**Material provided**:
▼

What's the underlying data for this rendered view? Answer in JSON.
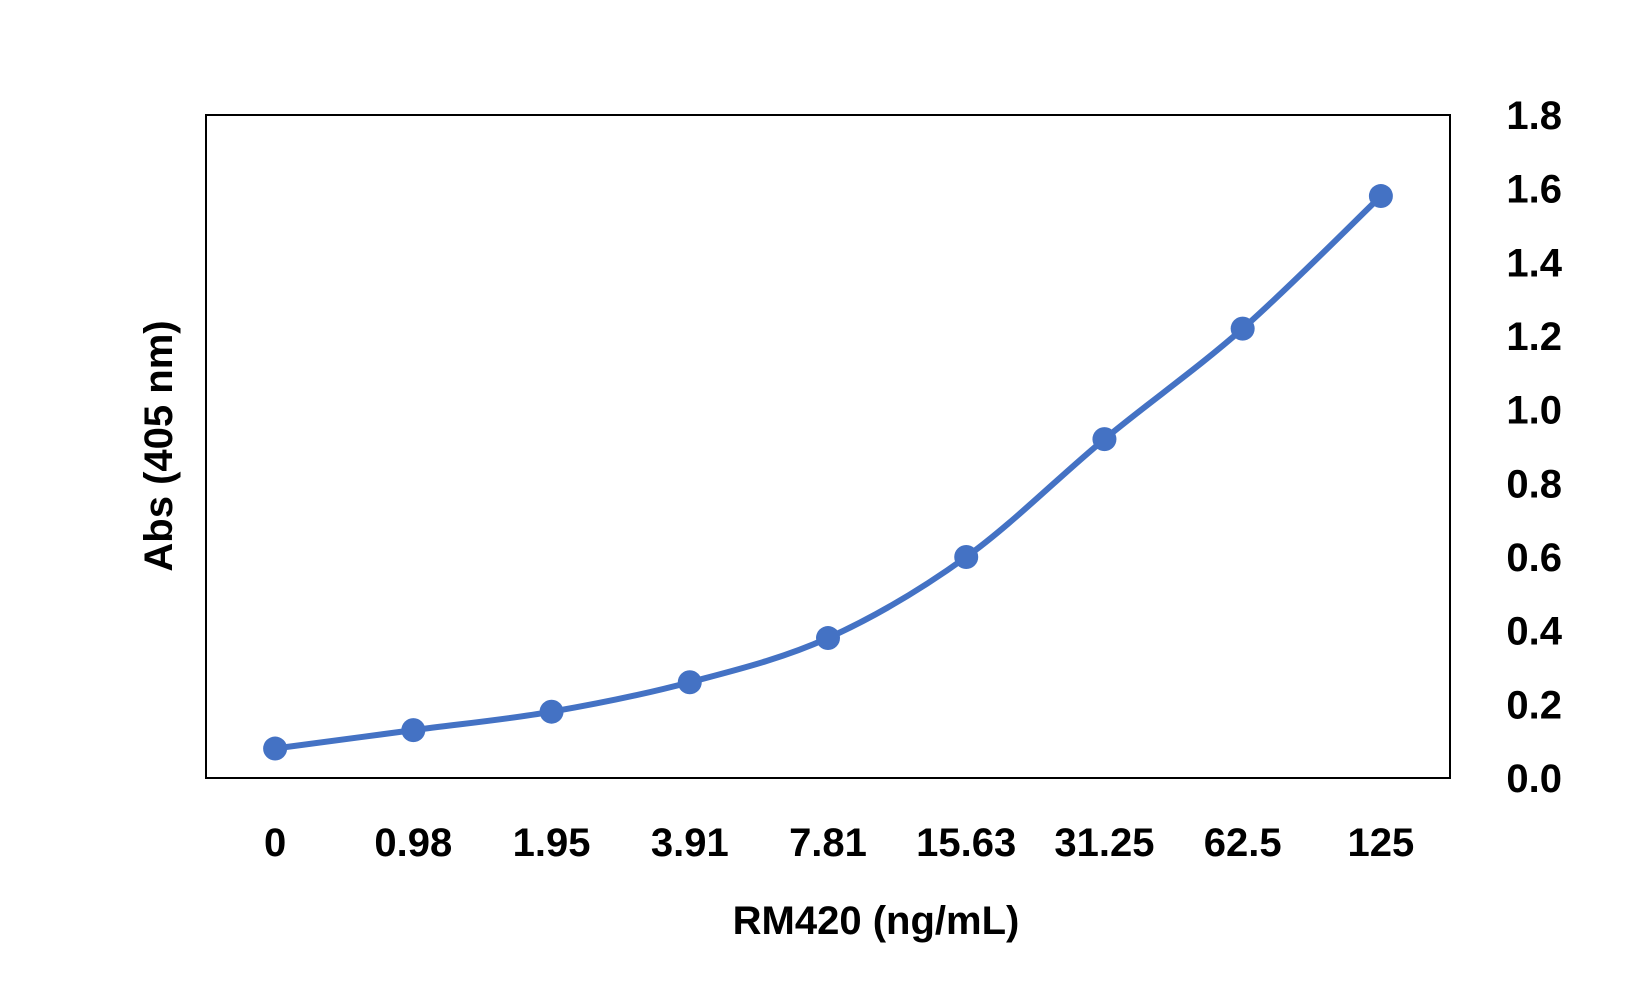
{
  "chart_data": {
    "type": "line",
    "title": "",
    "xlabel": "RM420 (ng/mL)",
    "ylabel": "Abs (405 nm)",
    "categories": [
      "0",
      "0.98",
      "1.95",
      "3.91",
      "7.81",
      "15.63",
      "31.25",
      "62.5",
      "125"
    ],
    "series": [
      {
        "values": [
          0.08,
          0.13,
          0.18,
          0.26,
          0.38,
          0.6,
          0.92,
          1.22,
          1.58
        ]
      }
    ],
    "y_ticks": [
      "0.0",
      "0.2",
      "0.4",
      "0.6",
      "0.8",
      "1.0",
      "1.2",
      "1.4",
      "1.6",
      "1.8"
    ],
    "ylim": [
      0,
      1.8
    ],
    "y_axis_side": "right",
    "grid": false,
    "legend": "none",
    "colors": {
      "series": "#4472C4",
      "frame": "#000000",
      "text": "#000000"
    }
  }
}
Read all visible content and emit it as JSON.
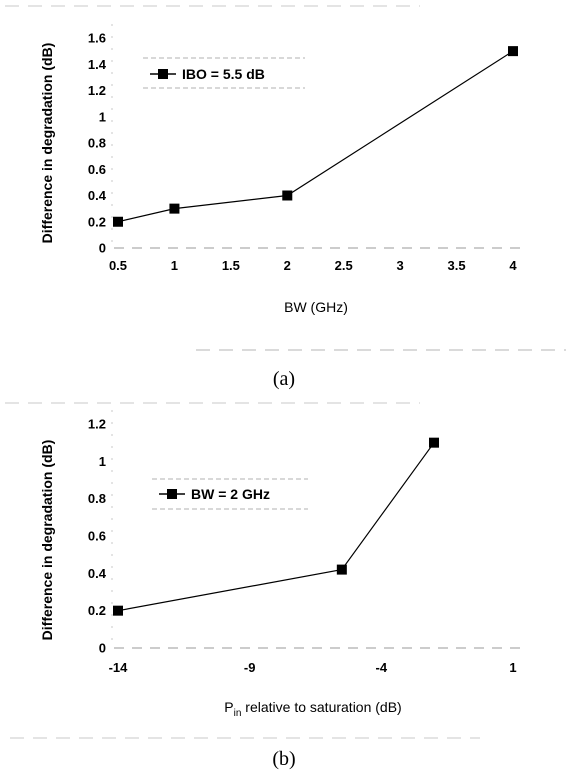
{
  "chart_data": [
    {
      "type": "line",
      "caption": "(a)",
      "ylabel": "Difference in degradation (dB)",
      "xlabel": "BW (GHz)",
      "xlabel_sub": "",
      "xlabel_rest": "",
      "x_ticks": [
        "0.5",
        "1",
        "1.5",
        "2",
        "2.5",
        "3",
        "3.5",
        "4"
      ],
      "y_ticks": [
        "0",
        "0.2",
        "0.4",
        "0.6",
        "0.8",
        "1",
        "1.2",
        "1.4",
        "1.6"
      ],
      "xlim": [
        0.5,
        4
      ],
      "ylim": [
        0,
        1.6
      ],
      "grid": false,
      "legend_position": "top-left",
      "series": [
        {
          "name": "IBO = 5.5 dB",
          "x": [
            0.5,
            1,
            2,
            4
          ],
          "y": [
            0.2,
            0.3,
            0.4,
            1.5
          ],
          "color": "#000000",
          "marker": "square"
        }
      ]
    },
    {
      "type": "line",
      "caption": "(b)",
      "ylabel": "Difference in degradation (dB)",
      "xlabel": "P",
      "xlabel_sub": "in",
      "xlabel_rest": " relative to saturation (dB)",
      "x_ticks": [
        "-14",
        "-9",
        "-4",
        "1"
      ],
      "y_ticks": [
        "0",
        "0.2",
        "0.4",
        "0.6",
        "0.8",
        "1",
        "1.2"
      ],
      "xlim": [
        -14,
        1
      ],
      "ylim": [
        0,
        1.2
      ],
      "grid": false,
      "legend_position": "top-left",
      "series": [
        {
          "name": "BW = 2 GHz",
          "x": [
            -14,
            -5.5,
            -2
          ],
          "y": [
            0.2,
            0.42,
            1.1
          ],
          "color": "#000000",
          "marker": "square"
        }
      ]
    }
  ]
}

▲

Pick out all the lines with the word "JSON" in them and copy them.

**Correct output**:
What's the underlying data for this rendered view? Answer in JSON.
Read all visible content and emit it as JSON.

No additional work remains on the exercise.